PROBLEM: Answer with one number: the count of lines in this material that hold the word "content".

-- start of TASK INPUTS --

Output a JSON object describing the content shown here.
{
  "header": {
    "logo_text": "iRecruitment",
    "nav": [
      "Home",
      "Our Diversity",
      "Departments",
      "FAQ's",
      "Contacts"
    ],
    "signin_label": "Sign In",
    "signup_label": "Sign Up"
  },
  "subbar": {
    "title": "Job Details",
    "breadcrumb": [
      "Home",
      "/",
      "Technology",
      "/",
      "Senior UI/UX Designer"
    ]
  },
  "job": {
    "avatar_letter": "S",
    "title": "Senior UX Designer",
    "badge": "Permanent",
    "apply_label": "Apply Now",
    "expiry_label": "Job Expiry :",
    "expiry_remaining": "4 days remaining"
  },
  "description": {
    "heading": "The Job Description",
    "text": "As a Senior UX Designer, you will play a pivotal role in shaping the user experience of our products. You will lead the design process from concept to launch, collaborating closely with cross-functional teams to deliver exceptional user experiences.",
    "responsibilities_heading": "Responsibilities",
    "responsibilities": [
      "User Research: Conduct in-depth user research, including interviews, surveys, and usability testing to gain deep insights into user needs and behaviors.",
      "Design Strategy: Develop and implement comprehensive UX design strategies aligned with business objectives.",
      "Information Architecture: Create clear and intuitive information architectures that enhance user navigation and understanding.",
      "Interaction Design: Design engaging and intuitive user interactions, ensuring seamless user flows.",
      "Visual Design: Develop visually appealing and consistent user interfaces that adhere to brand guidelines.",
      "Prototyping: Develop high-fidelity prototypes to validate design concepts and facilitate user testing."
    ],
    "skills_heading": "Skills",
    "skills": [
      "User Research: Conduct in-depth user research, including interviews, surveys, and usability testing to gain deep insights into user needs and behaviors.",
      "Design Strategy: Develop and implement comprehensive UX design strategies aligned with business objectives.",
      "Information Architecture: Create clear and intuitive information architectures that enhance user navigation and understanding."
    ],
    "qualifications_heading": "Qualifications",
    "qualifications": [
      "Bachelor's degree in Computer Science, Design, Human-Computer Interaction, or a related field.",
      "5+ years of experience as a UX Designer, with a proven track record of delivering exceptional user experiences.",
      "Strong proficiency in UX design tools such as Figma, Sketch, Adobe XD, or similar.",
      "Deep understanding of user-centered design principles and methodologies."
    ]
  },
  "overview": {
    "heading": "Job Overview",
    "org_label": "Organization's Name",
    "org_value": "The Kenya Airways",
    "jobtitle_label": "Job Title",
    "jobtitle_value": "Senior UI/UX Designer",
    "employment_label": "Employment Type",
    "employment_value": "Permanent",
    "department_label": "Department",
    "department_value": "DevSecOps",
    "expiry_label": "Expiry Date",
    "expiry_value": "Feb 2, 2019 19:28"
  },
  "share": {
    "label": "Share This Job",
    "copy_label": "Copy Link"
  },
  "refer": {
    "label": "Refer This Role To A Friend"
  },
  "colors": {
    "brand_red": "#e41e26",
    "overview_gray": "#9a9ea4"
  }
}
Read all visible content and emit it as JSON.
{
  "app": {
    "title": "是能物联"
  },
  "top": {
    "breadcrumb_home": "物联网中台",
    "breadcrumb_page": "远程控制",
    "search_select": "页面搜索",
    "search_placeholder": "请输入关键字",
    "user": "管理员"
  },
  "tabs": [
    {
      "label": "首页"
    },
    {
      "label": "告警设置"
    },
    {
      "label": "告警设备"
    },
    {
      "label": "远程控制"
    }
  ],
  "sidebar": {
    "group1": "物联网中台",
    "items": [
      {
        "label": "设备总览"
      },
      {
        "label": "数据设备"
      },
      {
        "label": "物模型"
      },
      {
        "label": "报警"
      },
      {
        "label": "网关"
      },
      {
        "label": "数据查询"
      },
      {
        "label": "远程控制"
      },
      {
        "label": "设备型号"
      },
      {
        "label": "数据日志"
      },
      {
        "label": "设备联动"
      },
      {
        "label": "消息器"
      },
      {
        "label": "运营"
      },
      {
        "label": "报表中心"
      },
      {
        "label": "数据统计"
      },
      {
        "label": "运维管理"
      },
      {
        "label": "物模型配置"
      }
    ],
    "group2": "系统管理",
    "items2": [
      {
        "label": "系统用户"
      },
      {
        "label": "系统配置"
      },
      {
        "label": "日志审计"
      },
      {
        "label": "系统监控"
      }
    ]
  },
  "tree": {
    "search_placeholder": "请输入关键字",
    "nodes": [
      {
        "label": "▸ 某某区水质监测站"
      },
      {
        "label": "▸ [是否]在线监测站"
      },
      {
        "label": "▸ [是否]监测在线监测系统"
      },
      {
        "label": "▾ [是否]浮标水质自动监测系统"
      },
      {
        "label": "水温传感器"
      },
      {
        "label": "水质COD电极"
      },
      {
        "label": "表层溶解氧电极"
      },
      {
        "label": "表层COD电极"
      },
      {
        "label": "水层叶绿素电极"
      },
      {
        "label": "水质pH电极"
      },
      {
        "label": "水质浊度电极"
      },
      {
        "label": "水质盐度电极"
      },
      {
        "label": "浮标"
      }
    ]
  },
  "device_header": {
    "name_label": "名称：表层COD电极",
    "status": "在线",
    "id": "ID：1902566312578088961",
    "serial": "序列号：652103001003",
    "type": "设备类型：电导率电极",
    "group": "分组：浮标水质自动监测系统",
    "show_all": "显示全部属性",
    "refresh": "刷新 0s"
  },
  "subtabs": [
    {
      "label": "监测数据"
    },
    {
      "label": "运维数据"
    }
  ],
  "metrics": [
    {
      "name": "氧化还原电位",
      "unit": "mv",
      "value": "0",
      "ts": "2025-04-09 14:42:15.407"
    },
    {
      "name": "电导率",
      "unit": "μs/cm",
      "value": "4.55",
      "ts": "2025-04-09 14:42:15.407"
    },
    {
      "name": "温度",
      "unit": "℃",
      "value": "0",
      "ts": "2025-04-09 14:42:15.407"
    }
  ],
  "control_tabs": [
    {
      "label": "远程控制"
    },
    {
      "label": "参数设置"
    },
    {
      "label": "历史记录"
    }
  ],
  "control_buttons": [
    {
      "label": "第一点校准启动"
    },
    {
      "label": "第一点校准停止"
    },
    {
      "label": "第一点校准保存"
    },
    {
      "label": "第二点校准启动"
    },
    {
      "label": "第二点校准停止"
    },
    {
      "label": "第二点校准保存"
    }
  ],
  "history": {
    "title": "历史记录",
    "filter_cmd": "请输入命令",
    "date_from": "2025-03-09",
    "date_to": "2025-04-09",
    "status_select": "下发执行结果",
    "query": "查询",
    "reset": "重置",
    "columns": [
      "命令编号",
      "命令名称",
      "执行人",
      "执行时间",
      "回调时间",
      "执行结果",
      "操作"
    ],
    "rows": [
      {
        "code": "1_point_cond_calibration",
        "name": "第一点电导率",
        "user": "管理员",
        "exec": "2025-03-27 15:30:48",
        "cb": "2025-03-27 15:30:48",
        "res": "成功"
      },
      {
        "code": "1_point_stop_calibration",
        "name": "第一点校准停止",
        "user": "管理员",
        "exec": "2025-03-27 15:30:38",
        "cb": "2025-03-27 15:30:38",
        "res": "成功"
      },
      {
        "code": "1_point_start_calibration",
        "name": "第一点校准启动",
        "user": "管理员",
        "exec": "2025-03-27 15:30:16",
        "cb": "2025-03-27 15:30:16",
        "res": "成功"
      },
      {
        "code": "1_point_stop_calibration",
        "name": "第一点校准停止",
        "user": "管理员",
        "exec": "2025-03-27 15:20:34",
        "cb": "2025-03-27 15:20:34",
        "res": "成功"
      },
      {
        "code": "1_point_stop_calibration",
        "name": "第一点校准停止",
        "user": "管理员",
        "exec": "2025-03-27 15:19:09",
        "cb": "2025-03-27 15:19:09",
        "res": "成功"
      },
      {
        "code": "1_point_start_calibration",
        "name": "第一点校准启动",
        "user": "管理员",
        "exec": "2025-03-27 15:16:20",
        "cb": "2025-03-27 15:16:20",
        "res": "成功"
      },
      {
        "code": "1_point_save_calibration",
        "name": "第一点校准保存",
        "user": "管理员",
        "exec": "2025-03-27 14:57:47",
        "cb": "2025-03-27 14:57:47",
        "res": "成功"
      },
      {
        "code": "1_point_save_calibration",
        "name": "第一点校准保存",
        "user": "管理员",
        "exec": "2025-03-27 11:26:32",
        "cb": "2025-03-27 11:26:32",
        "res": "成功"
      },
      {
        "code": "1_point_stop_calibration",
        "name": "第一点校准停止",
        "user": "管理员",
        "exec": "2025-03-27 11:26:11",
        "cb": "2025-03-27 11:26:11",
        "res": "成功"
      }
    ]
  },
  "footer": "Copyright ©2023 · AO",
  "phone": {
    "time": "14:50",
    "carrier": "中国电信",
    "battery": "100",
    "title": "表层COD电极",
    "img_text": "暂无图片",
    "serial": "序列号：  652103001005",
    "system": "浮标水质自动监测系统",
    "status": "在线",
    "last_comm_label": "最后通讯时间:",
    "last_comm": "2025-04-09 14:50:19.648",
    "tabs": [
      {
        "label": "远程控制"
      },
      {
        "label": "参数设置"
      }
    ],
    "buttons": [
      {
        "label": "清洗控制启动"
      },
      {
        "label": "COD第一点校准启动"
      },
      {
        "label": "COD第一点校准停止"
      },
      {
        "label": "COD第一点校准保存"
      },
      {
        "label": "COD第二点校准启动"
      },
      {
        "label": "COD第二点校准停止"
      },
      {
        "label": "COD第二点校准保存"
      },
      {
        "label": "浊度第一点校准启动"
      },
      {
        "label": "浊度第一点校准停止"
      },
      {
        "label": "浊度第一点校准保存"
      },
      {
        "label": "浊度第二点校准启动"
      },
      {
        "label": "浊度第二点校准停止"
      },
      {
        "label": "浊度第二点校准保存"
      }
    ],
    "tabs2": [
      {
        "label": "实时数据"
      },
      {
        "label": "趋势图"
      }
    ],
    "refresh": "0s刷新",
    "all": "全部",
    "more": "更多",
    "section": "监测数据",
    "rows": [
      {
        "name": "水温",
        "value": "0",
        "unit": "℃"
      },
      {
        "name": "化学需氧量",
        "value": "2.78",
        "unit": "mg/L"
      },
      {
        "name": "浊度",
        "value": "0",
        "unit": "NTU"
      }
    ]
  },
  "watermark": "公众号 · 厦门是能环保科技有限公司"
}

-- end of TASK INPUTS --

FINAL RESULT: 2